## WHAT IS BEING ASKED:
Copy each line containing the word "situación" from the records that follow, please.

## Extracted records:
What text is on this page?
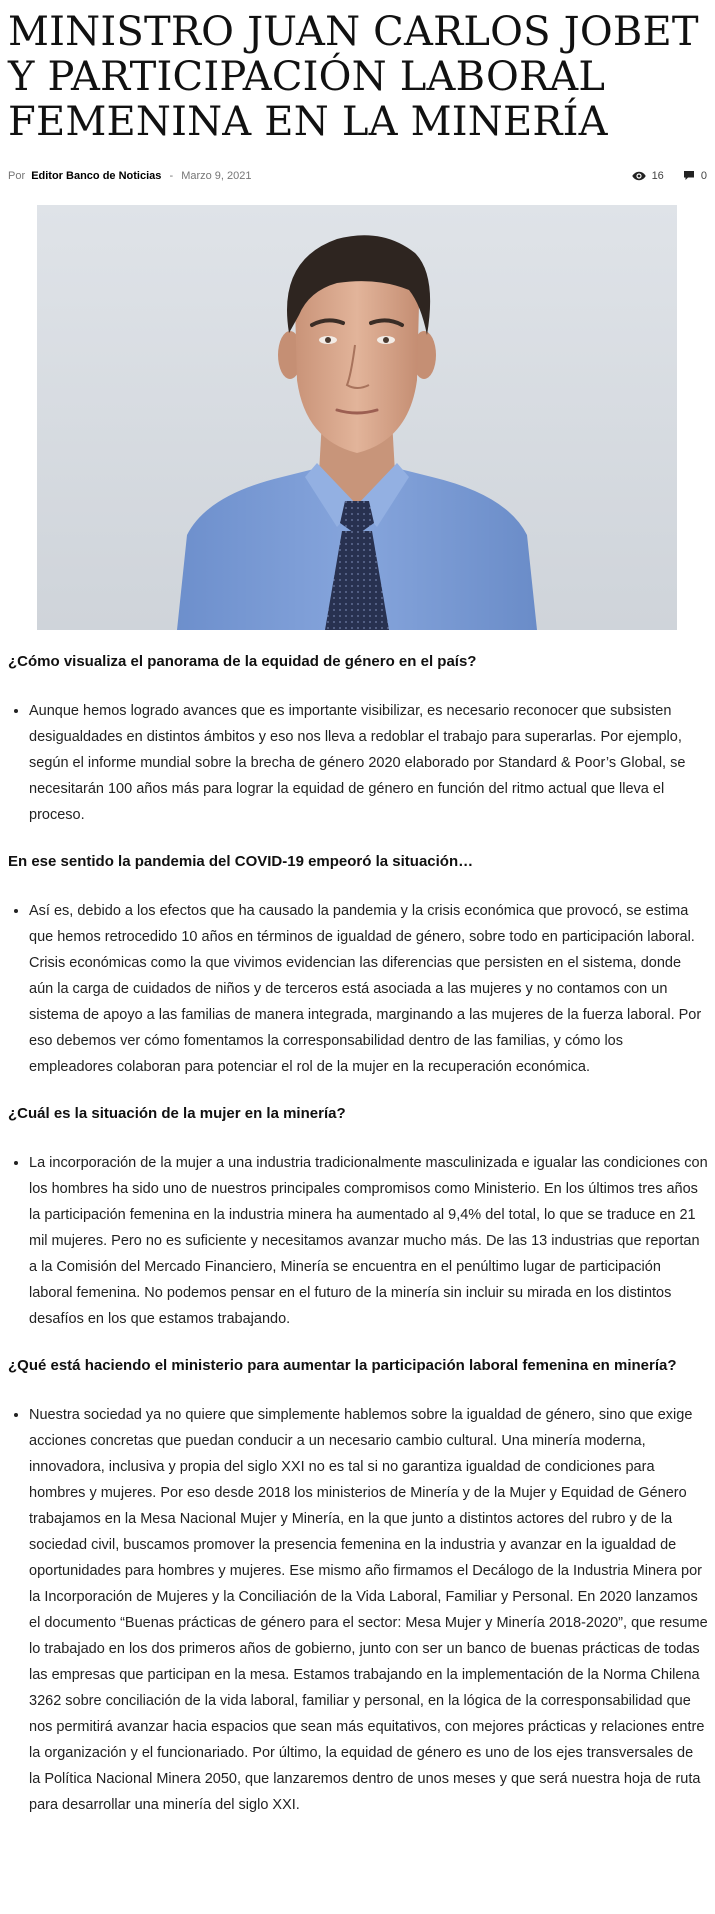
MINISTRO JUAN CARLOS JOBET Y PARTICIPACIÓN LABORAL FEMENINA EN LA MINERÍA
Por Editor Banco de Noticias - Marzo 9, 2021	16	0

¿Cómo visualiza el panorama de la equidad de género en el país?

• Aunque hemos logrado avances que es importante visibilizar, es necesario reconocer que subsisten desigualdades en distintos ámbitos y eso nos lleva a redoblar el trabajo para superarlas. Por ejemplo, según el informe mundial sobre la brecha de género 2020 elaborado por Standard & Poor’s Global, se necesitarán 100 años más para lograr la equidad de género en función del ritmo actual que lleva el proceso.

En ese sentido la pandemia del COVID-19 empeoró la situación…

• Así es, debido a los efectos que ha causado la pandemia y la crisis económica que provocó, se estima que hemos retrocedido 10 años en términos de igualdad de género, sobre todo en participación laboral. Crisis económicas como la que vivimos evidencian las diferencias que persisten en el sistema, donde aún la carga de cuidados de niños y de terceros está asociada a las mujeres y no contamos con un sistema de apoyo a las familias de manera integrada, marginando a las mujeres de la fuerza laboral. Por eso debemos ver cómo fomentamos la corresponsabilidad dentro de las familias, y cómo los empleadores colaboran para potenciar el rol de la mujer en la recuperación económica.

¿Cuál es la situación de la mujer en la minería?

• La incorporación de la mujer a una industria tradicionalmente masculinizada e igualar las condiciones con los hombres ha sido uno de nuestros principales compromisos como Ministerio. En los últimos tres años la participación femenina en la industria minera ha aumentado al 9,4% del total, lo que se traduce en 21 mil mujeres. Pero no es suficiente y necesitamos avanzar mucho más. De las 13 industrias que reportan a la Comisión del Mercado Financiero, Minería se encuentra en el penúltimo lugar de participación laboral femenina. No podemos pensar en el futuro de la minería sin incluir su mirada en los distintos desafíos en los que estamos trabajando.

¿Qué está haciendo el ministerio para aumentar la participación laboral femenina en minería?

• Nuestra sociedad ya no quiere que simplemente hablemos sobre la igualdad de género, sino que exige acciones concretas que puedan conducir a un necesario cambio cultural. Una minería moderna, innovadora, inclusiva y propia del siglo XXI no es tal si no garantiza igualdad de condiciones para hombres y mujeres. Por eso desde 2018 los ministerios de Minería y de la Mujer y Equidad de Género trabajamos en la Mesa Nacional Mujer y Minería, en la que junto a distintos actores del rubro y de la sociedad civil, buscamos promover la presencia femenina en la industria y avanzar en la igualdad de oportunidades para hombres y mujeres. Ese mismo año firmamos el Decálogo de la Industria Minera por la Incorporación de Mujeres y la Conciliación de la Vida Laboral, Familiar y Personal. En 2020 lanzamos el documento “Buenas prácticas de género para el sector: Mesa Mujer y Minería 2018-2020”, que resume lo trabajado en los dos primeros años de gobierno, junto con ser un banco de buenas prácticas de todas las empresas que participan en la mesa. Estamos trabajando en la implementación de la Norma Chilena 3262 sobre conciliación de la vida laboral, familiar y personal, en la lógica de la corresponsabilidad que nos permitirá avanzar hacia espacios que sean más equitativos, con mejores prácticas y relaciones entre la organización y el funcionariado. Por último, la equidad de género es uno de los ejes transversales de la Política Nacional Minera 2050, que lanzaremos dentro de unos meses y que será nuestra hoja de ruta para desarrollar una minería del siglo XXI.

## RESULT FOR THIS TASK:
En ese sentido la pandemia del COVID-19 empeoró la situación…
¿Cuál es la situación de la mujer en la minería?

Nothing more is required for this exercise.